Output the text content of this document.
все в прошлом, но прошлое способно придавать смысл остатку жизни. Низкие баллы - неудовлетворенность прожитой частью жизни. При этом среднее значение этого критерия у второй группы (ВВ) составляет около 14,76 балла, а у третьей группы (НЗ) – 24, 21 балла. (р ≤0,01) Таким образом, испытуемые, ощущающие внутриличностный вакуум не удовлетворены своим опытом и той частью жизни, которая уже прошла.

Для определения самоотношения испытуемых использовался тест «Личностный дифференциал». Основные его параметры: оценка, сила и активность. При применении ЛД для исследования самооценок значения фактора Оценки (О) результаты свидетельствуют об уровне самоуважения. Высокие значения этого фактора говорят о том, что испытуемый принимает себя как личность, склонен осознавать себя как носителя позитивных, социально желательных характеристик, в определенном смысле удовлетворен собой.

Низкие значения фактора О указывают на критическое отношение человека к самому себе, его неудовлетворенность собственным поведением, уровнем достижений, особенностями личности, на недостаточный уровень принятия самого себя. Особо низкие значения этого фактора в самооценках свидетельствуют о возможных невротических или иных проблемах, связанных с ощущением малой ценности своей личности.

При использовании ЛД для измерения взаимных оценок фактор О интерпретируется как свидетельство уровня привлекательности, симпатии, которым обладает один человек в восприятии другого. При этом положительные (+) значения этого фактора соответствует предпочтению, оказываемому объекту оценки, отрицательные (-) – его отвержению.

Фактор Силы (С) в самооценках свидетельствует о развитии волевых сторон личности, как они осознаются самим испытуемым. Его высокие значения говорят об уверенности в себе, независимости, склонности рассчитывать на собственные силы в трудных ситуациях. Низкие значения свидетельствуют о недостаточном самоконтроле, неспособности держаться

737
□ □ □ □ □
Quote all the records exactly, please, leaving none out.

Output the text content of this document.
все в прошлом, но прошлое способно придавать смысл остатку жизни. Низкие баллы - неудовлетворенность прожитой частью жизни. При этом среднее значение этого критерия у второй группы (ВВ) составляет около 14,76 балла, а у третьей группы (НЗ) – 24, 21 балла. (р ≤0,01) Таким образом, испытуемые, ощущающие внутриличностный вакуум не удовлетворены своим опытом и той частью жизни, которая уже прошла.

Для определения самоотношения испытуемых использовался тест «Личностный дифференциал». Основные его параметры: оценка, сила и активность. При применении ЛД для исследования самооценок значения фактора Оценки (О) результаты свидетельствуют об уровне самоуважения. Высокие значения этого фактора говорят о том, что испытуемый принимает себя как личность, склонен осознавать себя как носителя позитивных, социально желательных характеристик, в определенном смысле удовлетворен собой.

Низкие значения фактора О указывают на критическое отношение человека к самому себе, его неудовлетворенность собственным поведением, уровнем достижений, особенностями личности, на недостаточный уровень принятия самого себя. Особо низкие значения этого фактора в самооценках свидетельствуют о возможных невротических или иных проблемах, связанных с ощущением малой ценности своей личности.

При использовании ЛД для измерения взаимных оценок фактор О интерпретируется как свидетельство уровня привлекательности, симпатии, которым обладает один человек в восприятии другого. При этом положительные (+) значения этого фактора соответствует предпочтению, оказываемому объекту оценки, отрицательные (-) – его отвержению.

Фактор Силы (С) в самооценках свидетельствует о развитии волевых сторон личности, как они осознаются самим испытуемым. Его высокие значения говорят об уверенности в себе, независимости, склонности рассчитывать на собственные силы в трудных ситуациях. Низкие значения свидетельствуют о недостаточном самоконтроле, неспособности держаться

737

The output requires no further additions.